» What you will do
Look through the data and write out every line with the word "communicated" in it.

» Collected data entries
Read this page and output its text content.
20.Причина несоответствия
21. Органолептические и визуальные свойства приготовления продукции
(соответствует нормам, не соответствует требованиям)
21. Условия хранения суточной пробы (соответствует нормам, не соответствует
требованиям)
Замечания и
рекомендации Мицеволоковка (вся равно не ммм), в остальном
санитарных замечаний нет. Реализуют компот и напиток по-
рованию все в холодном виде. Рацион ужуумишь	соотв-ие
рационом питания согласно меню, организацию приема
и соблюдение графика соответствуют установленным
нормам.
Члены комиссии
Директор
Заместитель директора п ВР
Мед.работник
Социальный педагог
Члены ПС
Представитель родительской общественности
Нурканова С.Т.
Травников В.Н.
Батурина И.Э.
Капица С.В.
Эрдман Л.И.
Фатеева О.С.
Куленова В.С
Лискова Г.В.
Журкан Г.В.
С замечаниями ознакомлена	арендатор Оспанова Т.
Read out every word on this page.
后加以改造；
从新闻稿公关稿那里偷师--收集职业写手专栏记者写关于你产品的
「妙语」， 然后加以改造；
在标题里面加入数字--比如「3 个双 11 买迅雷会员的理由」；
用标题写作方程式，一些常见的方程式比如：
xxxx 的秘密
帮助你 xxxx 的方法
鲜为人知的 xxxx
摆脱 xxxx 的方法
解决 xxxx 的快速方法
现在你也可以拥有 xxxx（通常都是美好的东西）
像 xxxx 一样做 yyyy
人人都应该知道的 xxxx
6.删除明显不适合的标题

...

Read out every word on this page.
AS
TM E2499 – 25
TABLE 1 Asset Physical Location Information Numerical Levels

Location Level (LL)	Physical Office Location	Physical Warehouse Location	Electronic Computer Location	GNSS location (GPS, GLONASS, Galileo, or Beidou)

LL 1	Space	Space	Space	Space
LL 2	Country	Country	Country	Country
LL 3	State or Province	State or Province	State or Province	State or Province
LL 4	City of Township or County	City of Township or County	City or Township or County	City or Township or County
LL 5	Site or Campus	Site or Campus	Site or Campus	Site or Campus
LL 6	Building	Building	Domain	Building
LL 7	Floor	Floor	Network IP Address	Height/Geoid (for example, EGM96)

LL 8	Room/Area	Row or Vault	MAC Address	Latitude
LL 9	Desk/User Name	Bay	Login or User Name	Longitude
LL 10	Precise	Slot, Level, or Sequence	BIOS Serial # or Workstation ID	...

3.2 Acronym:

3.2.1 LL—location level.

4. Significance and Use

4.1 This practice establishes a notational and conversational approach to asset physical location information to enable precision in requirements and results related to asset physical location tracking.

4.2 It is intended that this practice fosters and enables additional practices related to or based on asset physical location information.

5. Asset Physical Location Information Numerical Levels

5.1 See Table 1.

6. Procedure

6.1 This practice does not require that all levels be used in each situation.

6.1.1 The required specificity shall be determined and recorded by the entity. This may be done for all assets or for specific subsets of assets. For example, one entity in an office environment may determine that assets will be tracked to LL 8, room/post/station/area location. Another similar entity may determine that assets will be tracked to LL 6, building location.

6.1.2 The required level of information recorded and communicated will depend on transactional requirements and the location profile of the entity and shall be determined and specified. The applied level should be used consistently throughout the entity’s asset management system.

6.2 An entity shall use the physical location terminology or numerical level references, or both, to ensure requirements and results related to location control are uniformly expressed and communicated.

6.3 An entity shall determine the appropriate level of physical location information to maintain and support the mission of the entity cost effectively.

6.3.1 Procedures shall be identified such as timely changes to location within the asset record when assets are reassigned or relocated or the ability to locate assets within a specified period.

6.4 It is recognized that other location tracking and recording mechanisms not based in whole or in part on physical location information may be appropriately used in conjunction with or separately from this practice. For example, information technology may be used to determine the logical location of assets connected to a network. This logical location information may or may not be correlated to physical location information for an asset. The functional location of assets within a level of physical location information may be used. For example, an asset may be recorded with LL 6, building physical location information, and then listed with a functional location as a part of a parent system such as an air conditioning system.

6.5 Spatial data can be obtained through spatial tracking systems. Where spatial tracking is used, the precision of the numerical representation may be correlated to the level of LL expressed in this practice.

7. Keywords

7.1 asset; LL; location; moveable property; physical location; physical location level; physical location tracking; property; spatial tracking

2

» The output
6.1.2 The required level of information recorded and communicated will depend on transactional requirements and the location profile of the entity and shall be determined and specified. The applied level should be used consistently throughout the entity’s asset management system.
6.2 An entity shall use the physical location terminology or numerical level references, or both, to ensure requirements and results related to location control are uniformly expressed and communicated.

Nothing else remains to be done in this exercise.